(Exercise task 1): In the mailing list post about realtime encoding at 44.1khz, at what bitrate can the 500Mhz Celeron machine barely keep its stream going?

(Document text):
[vorbis] Realtime encoding at 44.1khz

k_myers at irito.com k_myers at irito.com
Fri Sep 7 09:41:31 PDT 2001



Dude...
you are going to need more CPU power, hands down. I have a stream up that is
running off a 500Mhz Celeron with 256MB of ram and it can barely keep things
going at 96kbps. I am using oddcast DSP Beta 26, and I do not have any
problems with what you are describing below with the sound. In a very old
version of oddcast there was a problem with similar to this. Check to make
sure you have the most recent version , and try it again.

For an example of a set up using oddcast, winamp, and icecast2win32 (also
from oddsock)  hit http://www.djlithium.com:8064/djlithium.ogg.

Cheers.

(Exercise task 2): Write out the lines of the records unchanged, starting with the line containing "224, 343, 418]" and going on through the end of the records.

Records
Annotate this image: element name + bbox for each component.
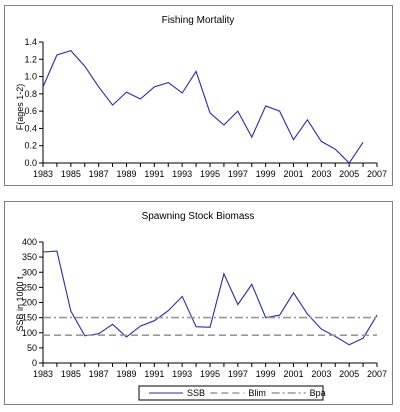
y-tick-label: 0.2 [24,141,37,151]
x-tick-label: 2005 [339,369,359,379]
chart-title: Fishing Mortality [162,15,235,26]
y-tick-label: 150 [22,313,37,323]
y-tick-label: 350 [22,252,37,262]
x-tick-label: 2001 [283,169,303,179]
x-tick-label: 1997 [228,169,248,179]
x-tick-label: 1989 [116,369,136,379]
fishing-mortality-plot: Fishing Mortality F(ages 1-2) 0.0 0.2 0.4 0… [15,15,387,179]
x-tick-label: 1993 [172,369,192,379]
x-tick-label: 2007 [367,369,387,379]
x-tick-label: 1997 [228,369,248,379]
spawning-stock-biomass-chart: Spawning Stock Biomass SSB in 1000 t 0 50… [4,201,393,405]
x-tick-label: 1991 [144,169,164,179]
y-tick-label: 100 [22,328,37,338]
x-tick-label: 1999 [256,169,276,179]
x-tick-label: 2007 [367,169,387,179]
legend-label-bpa: Bpa [310,388,326,398]
x-tick-label: 1995 [200,169,220,179]
y-tick-label: 300 [22,267,37,277]
x-tick-label: 1995 [200,369,220,379]
y-tick-label: 1.2 [24,54,37,64]
y-tick-label: 0.6 [24,106,37,116]
fishing-mortality-chart: Fishing Mortality F(ages 1-2) 0.0 0.2 0.4 0… [4,5,393,186]
x-tick-label: 2003 [311,169,331,179]
legend: SSB Blim Bpa [138,385,326,401]
x-tick-label: 2001 [283,369,303,379]
ssb-plot: Spawning Stock Biomass SSB in 1000 t 0 50… [15,211,387,401]
y-tick-label: 0.4 [24,123,37,133]
y-axis-label: F(ages 1-2) [15,84,25,131]
y-tick-label: 250 [22,282,37,292]
legend-label-ssb: SSB [187,388,205,398]
x-tick-label: 2003 [311,369,331,379]
x-tick-label: 1999 [256,369,276,379]
x-tick-label: 1993 [172,169,192,179]
x-tick-label: 1989 [116,169,136,179]
y-tick-label: 0 [32,358,37,368]
x-tick-label: 2005 [339,169,359,179]
y-tick-label: 0.8 [24,89,37,99]
y-tick-label: 0.0 [24,158,37,168]
x-tick-label: 1987 [89,369,109,379]
series-line-ssb [42,250,378,346]
x-tick-label: 1983 [33,169,53,179]
legend-label-blim: Blim [248,388,265,398]
y-tick-label: 200 [22,298,37,308]
legend-box [138,385,324,401]
y-tick-label: 400 [22,237,37,247]
series-line-0 [42,49,364,164]
x-tick-label: 1985 [61,369,81,379]
x-tick-label: 1983 [33,369,53,379]
y-tick-label: 50 [27,343,37,353]
x-tick-label: 1987 [89,169,109,179]
x-tick-label: 1985 [61,169,81,179]
y-tick-label: 1.0 [24,72,37,82]
x-tick-label: 1991 [144,369,164,379]
y-axis-label: SSB in 1000 t [15,276,25,332]
y-tick-label: 1.4 [24,37,37,47]
chart-title: Spawning Stock Biomass [142,211,255,222]
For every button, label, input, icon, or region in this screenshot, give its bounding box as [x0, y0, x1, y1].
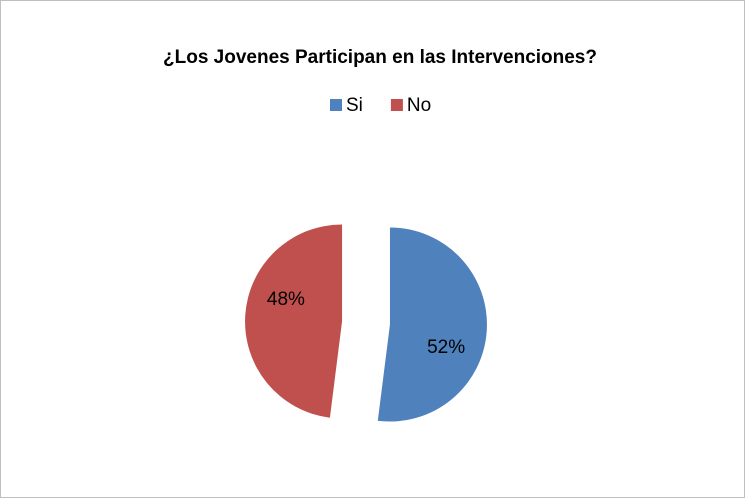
pie-slice	[245, 224, 343, 418]
legend-swatch	[390, 99, 403, 111]
data-label: 52%	[427, 337, 465, 358]
data-label: 48%	[267, 289, 305, 310]
chart-title: ¿Los Jovenes Participan en las Intervenc…	[163, 47, 597, 68]
pie-slice	[377, 227, 487, 422]
legend-label: Si	[346, 95, 363, 116]
legend-label: No	[407, 95, 431, 116]
legend-swatch	[330, 99, 342, 111]
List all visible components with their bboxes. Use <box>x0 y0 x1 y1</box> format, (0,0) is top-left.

(Problem solution 1): 96kbps

(Problem solution 2):
pie-slice	[245, 224, 343, 418]
legend-swatch	[390, 99, 403, 111]
data-label: 52%	[427, 337, 465, 358]
data-label: 48%	[267, 289, 305, 310]
chart-title: ¿Los Jovenes Participan en las Intervenc…	[163, 47, 597, 68]
pie-slice	[377, 227, 487, 422]
legend-label: Si	[346, 95, 363, 116]
legend-label: No	[407, 95, 431, 116]
legend-swatch	[330, 99, 342, 111]
List all visible components with their bboxes. Use <box>x0 y0 x1 y1</box> format, (0,0) is top-left.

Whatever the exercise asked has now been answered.